## BEGIN WORKING DATA

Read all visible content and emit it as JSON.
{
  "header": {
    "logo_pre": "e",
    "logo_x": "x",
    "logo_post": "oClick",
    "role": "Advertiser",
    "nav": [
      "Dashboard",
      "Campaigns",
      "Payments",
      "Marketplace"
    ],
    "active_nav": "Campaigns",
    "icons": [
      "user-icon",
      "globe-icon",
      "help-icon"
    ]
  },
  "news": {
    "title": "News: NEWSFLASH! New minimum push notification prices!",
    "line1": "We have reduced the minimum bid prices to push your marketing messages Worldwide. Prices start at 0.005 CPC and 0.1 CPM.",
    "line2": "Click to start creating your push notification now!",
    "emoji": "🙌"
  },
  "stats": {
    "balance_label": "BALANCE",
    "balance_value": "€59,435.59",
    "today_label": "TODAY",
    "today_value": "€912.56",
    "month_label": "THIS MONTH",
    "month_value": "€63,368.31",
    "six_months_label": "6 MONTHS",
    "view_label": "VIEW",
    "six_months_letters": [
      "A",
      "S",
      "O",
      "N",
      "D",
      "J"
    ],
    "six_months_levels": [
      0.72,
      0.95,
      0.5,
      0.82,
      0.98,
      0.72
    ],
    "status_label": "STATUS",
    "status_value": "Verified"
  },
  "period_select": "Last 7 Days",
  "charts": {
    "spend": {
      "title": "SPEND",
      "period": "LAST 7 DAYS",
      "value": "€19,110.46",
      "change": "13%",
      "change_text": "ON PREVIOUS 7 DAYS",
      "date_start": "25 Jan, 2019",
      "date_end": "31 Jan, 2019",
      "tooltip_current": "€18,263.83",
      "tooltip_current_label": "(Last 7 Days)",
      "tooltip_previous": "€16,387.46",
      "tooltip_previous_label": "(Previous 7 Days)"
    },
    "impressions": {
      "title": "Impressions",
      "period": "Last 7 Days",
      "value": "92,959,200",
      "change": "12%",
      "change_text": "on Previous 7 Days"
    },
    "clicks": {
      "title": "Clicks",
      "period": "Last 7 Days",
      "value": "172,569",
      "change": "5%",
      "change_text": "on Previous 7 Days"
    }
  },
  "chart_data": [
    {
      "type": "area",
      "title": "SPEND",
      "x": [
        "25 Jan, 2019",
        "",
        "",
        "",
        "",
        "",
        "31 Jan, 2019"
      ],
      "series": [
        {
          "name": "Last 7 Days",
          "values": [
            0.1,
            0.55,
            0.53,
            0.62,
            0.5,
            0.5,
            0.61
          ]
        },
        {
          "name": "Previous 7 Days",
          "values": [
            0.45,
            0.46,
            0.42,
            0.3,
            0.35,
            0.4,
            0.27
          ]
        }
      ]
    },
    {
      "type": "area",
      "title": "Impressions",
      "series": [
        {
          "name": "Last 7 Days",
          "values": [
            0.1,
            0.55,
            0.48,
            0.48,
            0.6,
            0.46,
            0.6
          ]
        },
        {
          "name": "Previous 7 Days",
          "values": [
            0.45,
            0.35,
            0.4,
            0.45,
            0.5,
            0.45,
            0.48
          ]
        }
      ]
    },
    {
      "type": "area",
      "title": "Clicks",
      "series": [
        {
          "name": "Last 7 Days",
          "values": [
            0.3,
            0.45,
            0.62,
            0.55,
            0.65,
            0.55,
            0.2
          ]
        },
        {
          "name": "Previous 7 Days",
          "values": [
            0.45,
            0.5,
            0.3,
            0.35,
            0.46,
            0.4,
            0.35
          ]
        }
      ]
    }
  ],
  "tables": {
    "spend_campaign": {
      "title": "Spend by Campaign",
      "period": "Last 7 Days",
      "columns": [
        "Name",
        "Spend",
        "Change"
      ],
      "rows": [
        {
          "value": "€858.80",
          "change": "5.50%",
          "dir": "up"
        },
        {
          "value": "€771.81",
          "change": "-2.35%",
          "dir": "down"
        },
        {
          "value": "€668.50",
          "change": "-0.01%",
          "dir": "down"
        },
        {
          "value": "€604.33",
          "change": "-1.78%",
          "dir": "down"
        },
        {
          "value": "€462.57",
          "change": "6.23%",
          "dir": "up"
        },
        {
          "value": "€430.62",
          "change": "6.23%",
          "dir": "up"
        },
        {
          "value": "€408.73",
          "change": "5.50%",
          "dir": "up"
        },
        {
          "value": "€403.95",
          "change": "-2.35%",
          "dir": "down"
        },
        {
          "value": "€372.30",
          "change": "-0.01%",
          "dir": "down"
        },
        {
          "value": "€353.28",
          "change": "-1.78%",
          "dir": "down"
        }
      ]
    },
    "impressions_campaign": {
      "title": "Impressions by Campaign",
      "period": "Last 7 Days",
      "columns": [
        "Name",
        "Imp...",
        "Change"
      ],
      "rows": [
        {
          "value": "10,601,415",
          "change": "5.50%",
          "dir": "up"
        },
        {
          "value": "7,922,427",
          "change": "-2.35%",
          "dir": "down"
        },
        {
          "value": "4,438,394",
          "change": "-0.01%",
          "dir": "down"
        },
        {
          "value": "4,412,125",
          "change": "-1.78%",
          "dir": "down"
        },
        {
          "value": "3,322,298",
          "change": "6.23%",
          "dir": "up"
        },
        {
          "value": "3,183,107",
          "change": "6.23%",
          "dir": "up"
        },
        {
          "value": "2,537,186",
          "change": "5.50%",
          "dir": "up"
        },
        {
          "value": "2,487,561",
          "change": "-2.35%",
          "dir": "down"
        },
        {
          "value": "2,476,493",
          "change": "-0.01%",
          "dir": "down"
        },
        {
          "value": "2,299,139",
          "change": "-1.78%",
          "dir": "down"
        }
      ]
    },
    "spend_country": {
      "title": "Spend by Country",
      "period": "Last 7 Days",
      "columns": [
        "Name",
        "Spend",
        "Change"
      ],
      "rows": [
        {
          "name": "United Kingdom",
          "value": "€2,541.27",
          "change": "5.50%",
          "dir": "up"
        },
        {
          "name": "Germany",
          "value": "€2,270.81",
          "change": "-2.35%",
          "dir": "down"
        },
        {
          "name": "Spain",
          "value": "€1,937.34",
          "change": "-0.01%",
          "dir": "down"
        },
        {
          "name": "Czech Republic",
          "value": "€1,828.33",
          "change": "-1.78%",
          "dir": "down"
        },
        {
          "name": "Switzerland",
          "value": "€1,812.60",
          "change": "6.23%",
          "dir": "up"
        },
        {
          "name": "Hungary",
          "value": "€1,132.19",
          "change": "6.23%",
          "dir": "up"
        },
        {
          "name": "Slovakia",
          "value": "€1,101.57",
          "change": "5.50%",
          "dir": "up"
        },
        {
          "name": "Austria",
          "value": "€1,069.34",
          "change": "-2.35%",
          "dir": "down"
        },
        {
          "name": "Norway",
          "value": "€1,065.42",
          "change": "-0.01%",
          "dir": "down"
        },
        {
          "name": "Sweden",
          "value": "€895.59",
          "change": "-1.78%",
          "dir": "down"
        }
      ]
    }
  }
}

## END WORKING DATA

▶ [GIVEN EXERCISE]:
Output every entry shown above, exactly.

▶ [FULL RESPONSE]:
Read all visible content and emit it as JSON.
{
  "header": {
    "logo_pre": "e",
    "logo_x": "x",
    "logo_post": "oClick",
    "role": "Advertiser",
    "nav": [
      "Dashboard",
      "Campaigns",
      "Payments",
      "Marketplace"
    ],
    "active_nav": "Campaigns",
    "icons": [
      "user-icon",
      "globe-icon",
      "help-icon"
    ]
  },
  "news": {
    "title": "News: NEWSFLASH! New minimum push notification prices!",
    "line1": "We have reduced the minimum bid prices to push your marketing messages Worldwide. Prices start at 0.005 CPC and 0.1 CPM.",
    "line2": "Click to start creating your push notification now!",
    "emoji": "🙌"
  },
  "stats": {
    "balance_label": "BALANCE",
    "balance_value": "€59,435.59",
    "today_label": "TODAY",
    "today_value": "€912.56",
    "month_label": "THIS MONTH",
    "month_value": "€63,368.31",
    "six_months_label": "6 MONTHS",
    "view_label": "VIEW",
    "six_months_letters": [
      "A",
      "S",
      "O",
      "N",
      "D",
      "J"
    ],
    "six_months_levels": [
      0.72,
      0.95,
      0.5,
      0.82,
      0.98,
      0.72
    ],
    "status_label": "STATUS",
    "status_value": "Verified"
  },
  "period_select": "Last 7 Days",
  "charts": {
    "spend": {
      "title": "SPEND",
      "period": "LAST 7 DAYS",
      "value": "€19,110.46",
      "change": "13%",
      "change_text": "ON PREVIOUS 7 DAYS",
      "date_start": "25 Jan, 2019",
      "date_end": "31 Jan, 2019",
      "tooltip_current": "€18,263.83",
      "tooltip_current_label": "(Last 7 Days)",
      "tooltip_previous": "€16,387.46",
      "tooltip_previous_label": "(Previous 7 Days)"
    },
    "impressions": {
      "title": "Impressions",
      "period": "Last 7 Days",
      "value": "92,959,200",
      "change": "12%",
      "change_text": "on Previous 7 Days"
    },
    "clicks": {
      "title": "Clicks",
      "period": "Last 7 Days",
      "value": "172,569",
      "change": "5%",
      "change_text": "on Previous 7 Days"
    }
  },
  "chart_data": [
    {
      "type": "area",
      "title": "SPEND",
      "x": [
        "25 Jan, 2019",
        "",
        "",
        "",
        "",
        "",
        "31 Jan, 2019"
      ],
      "series": [
        {
          "name": "Last 7 Days",
          "values": [
            0.1,
            0.55,
            0.53,
            0.62,
            0.5,
            0.5,
            0.61
          ]
        },
        {
          "name": "Previous 7 Days",
          "values": [
            0.45,
            0.46,
            0.42,
            0.3,
            0.35,
            0.4,
            0.27
          ]
        }
      ]
    },
    {
      "type": "area",
      "title": "Impressions",
      "series": [
        {
          "name": "Last 7 Days",
          "values": [
            0.1,
            0.55,
            0.48,
            0.48,
            0.6,
            0.46,
            0.6
          ]
        },
        {
          "name": "Previous 7 Days",
          "values": [
            0.45,
            0.35,
            0.4,
            0.45,
            0.5,
            0.45,
            0.48
          ]
        }
      ]
    },
    {
      "type": "area",
      "title": "Clicks",
      "series": [
        {
          "name": "Last 7 Days",
          "values": [
            0.3,
            0.45,
            0.62,
            0.55,
            0.65,
            0.55,
            0.2
          ]
        },
        {
          "name": "Previous 7 Days",
          "values": [
            0.45,
            0.5,
            0.3,
            0.35,
            0.46,
            0.4,
            0.35
          ]
        }
      ]
    }
  ],
  "tables": {
    "spend_campaign": {
      "title": "Spend by Campaign",
      "period": "Last 7 Days",
      "columns": [
        "Name",
        "Spend",
        "Change"
      ],
      "rows": [
        {
          "value": "€858.80",
          "change": "5.50%",
          "dir": "up"
        },
        {
          "value": "€771.81",
          "change": "-2.35%",
          "dir": "down"
        },
        {
          "value": "€668.50",
          "change": "-0.01%",
          "dir": "down"
        },
        {
          "value": "€604.33",
          "change": "-1.78%",
          "dir": "down"
        },
        {
          "value": "€462.57",
          "change": "6.23%",
          "dir": "up"
        },
        {
          "value": "€430.62",
          "change": "6.23%",
          "dir": "up"
        },
        {
          "value": "€408.73",
          "change": "5.50%",
          "dir": "up"
        },
        {
          "value": "€403.95",
          "change": "-2.35%",
          "dir": "down"
        },
        {
          "value": "€372.30",
          "change": "-0.01%",
          "dir": "down"
        },
        {
          "value": "€353.28",
          "change": "-1.78%",
          "dir": "down"
        }
      ]
    },
    "impressions_campaign": {
      "title": "Impressions by Campaign",
      "period": "Last 7 Days",
      "columns": [
        "Name",
        "Imp...",
        "Change"
      ],
      "rows": [
        {
          "value": "10,601,415",
          "change": "5.50%",
          "dir": "up"
        },
        {
          "value": "7,922,427",
          "change": "-2.35%",
          "dir": "down"
        },
        {
          "value": "4,438,394",
          "change": "-0.01%",
          "dir": "down"
        },
        {
          "value": "4,412,125",
          "change": "-1.78%",
          "dir": "down"
        },
        {
          "value": "3,322,298",
          "change": "6.23%",
          "dir": "up"
        },
        {
          "value": "3,183,107",
          "change": "6.23%",
          "dir": "up"
        },
        {
          "value": "2,537,186",
          "change": "5.50%",
          "dir": "up"
        },
        {
          "value": "2,487,561",
          "change": "-2.35%",
          "dir": "down"
        },
        {
          "value": "2,476,493",
          "change": "-0.01%",
          "dir": "down"
        },
        {
          "value": "2,299,139",
          "change": "-1.78%",
          "dir": "down"
        }
      ]
    },
    "spend_country": {
      "title": "Spend by Country",
      "period": "Last 7 Days",
      "columns": [
        "Name",
        "Spend",
        "Change"
      ],
      "rows": [
        {
          "name": "United Kingdom",
          "value": "€2,541.27",
          "change": "5.50%",
          "dir": "up"
        },
        {
          "name": "Germany",
          "value": "€2,270.81",
          "change": "-2.35%",
          "dir": "down"
        },
        {
          "name": "Spain",
          "value": "€1,937.34",
          "change": "-0.01%",
          "dir": "down"
        },
        {
          "name": "Czech Republic",
          "value": "€1,828.33",
          "change": "-1.78%",
          "dir": "down"
        },
        {
          "name": "Switzerland",
          "value": "€1,812.60",
          "change": "6.23%",
          "dir": "up"
        },
        {
          "name": "Hungary",
          "value": "€1,132.19",
          "change": "6.23%",
          "dir": "up"
        },
        {
          "name": "Slovakia",
          "value": "€1,101.57",
          "change": "5.50%",
          "dir": "up"
        },
        {
          "name": "Austria",
          "value": "€1,069.34",
          "change": "-2.35%",
          "dir": "down"
        },
        {
          "name": "Norway",
          "value": "€1,065.42",
          "change": "-0.01%",
          "dir": "down"
        },
        {
          "name": "Sweden",
          "value": "€895.59",
          "change": "-1.78%",
          "dir": "down"
        }
      ]
    }
  }
}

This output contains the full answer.